# [OBJECTIVE]
Retype the records below word for word and omit any image.

# [GIVEN RECORDS]
□ □ □ □ □ □ □
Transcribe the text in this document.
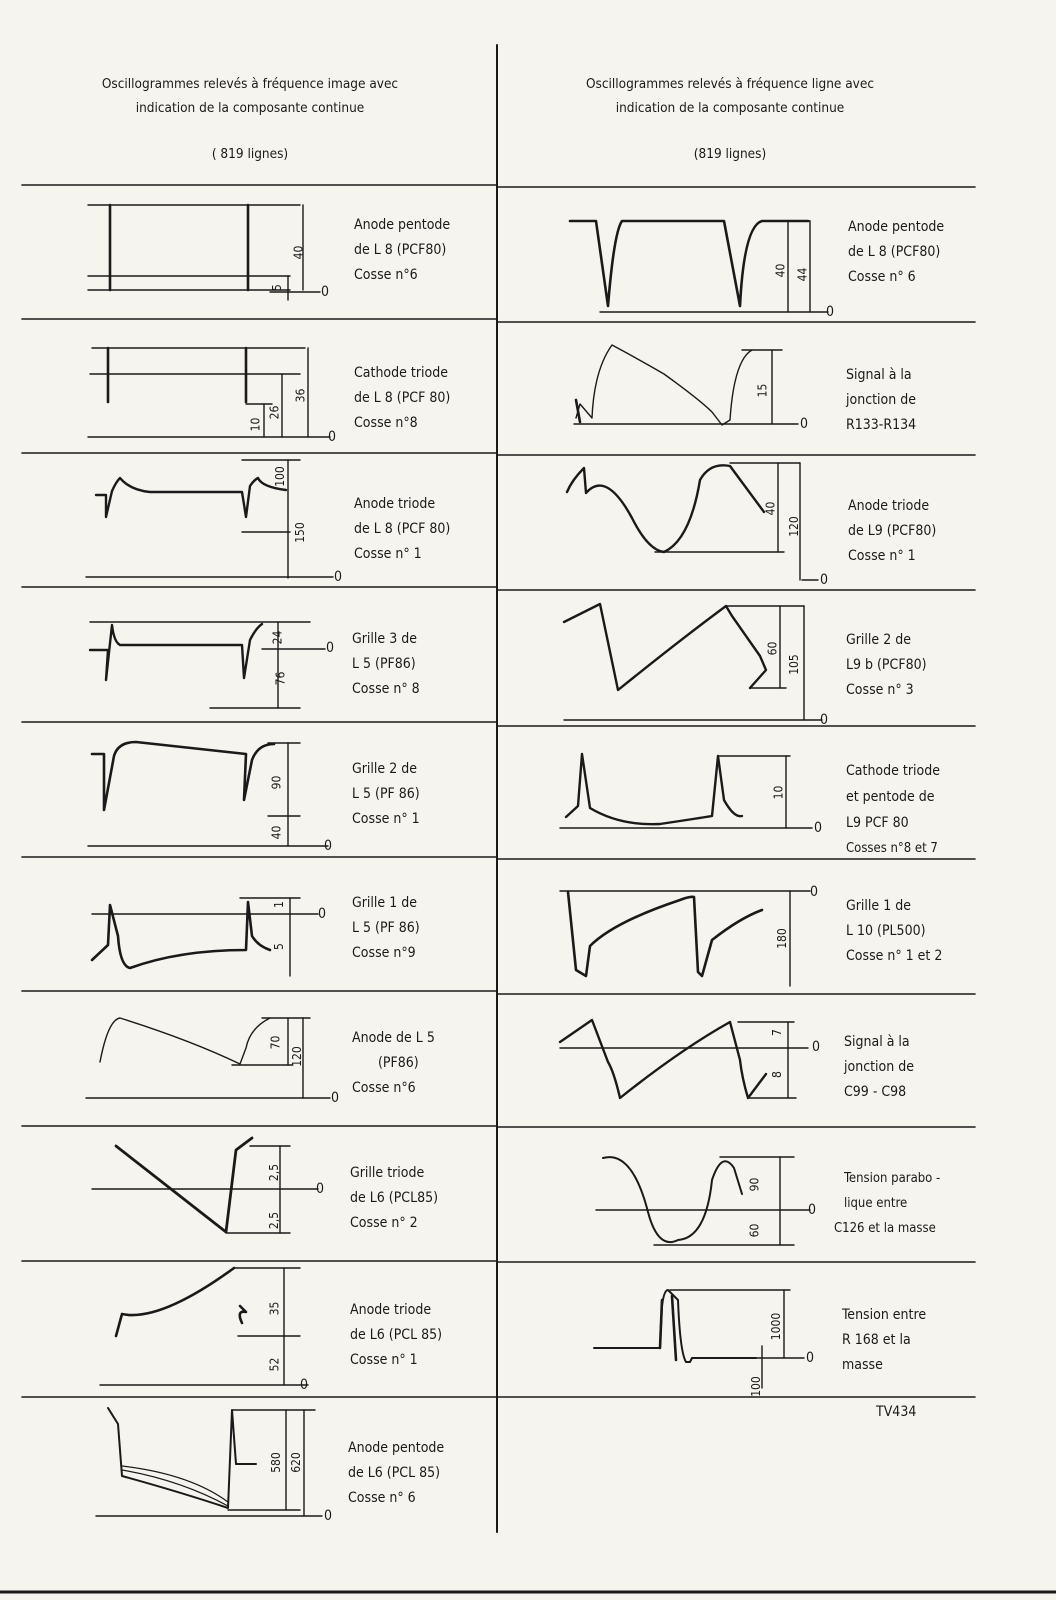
Oscillogrammes relevés à fréquence image avec
indication de la composante continue
( 819 lignes)
Oscillogrammes relevés à fréquence ligne avec
indication de la composante continue
(819 lignes)
40
5	0
36
26
10
0
100
150
0
24
0
76
90
40
0
1
0
5
70
120
0
2,5
0
2,5
35
52
0
580 620
0
40 44
0
15
0
40
120
0
60
105
0
10
0
0
180
7
0
8
90
0
60
1000
0
100
Anode pentode
de L 8 (PCF80)
Cosse n°6
Cathode triode
de L 8 (PCF 80)
Cosse n°8
Anode triode
de L 8 (PCF 80)
Cosse n° 1
Grille 3 de
L 5 (PF86)
Cosse n° 8
Grille 2 de
L 5 (PF 86)
Cosse n° 1
Grille 1 de
L 5 (PF 86)
Cosse n°9
Anode de L 5
(PF86)
Cosse n°6
Grille triode
de L6 (PCL85)
Cosse n° 2
Anode triode
de L6 (PCL 85)
Cosse n° 1
Anode pentode
de L6 (PCL 85)
Cosse n° 6
Anode pentode
de L 8 (PCF80)
Cosse n° 6
Signal à la
jonction de
R133-R134
Anode triode
de L9 (PCF80)
Cosse n° 1
Grille 2 de
L9 b (PCF80)
Cosse n° 3
Cathode triode
et pentode de
L9 PCF 80
Cosses n°8 et 7
Grille 1 de
L 10 (PL500)
Cosse n° 1 et 2
Signal à la
jonction de
C99 - C98
Tension parabo -
lique entre
C126 et la masse
Tension entre
R 168 et la
masse
TV434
□ □ □ □ □ □ □
# [SOLVED PROBLEM]
Transcribe the text in this document.
Oscillogrammes relevés à fréquence image avec
indication de la composante continue
( 819 lignes)
Oscillogrammes relevés à fréquence ligne avec
indication de la composante continue
(819 lignes)
40
5	0
36
26
10
0
100
150
0
24
0
76
90
40
0
1
0
5
70
120
0
2,5
0
2,5
35
52
0
580 620
0
40 44
0
15
0
40
120
0
60
105
0
10
0
0
180
7
0
8
90
0
60
1000
0
100
Anode pentode
de L 8 (PCF80)
Cosse n°6
Cathode triode
de L 8 (PCF 80)
Cosse n°8
Anode triode
de L 8 (PCF 80)
Cosse n° 1
Grille 3 de
L 5 (PF86)
Cosse n° 8
Grille 2 de
L 5 (PF 86)
Cosse n° 1
Grille 1 de
L 5 (PF 86)
Cosse n°9
Anode de L 5
(PF86)
Cosse n°6
Grille triode
de L6 (PCL85)
Cosse n° 2
Anode triode
de L6 (PCL 85)
Cosse n° 1
Anode pentode
de L6 (PCL 85)
Cosse n° 6
Anode pentode
de L 8 (PCF80)
Cosse n° 6
Signal à la
jonction de
R133-R134
Anode triode
de L9 (PCF80)
Cosse n° 1
Grille 2 de
L9 b (PCF80)
Cosse n° 3
Cathode triode
et pentode de
L9 PCF 80
Cosses n°8 et 7
Grille 1 de
L 10 (PL500)
Cosse n° 1 et 2
Signal à la
jonction de
C99 - C98
Tension parabo -
lique entre
C126 et la masse
Tension entre
R 168 et la
masse
TV434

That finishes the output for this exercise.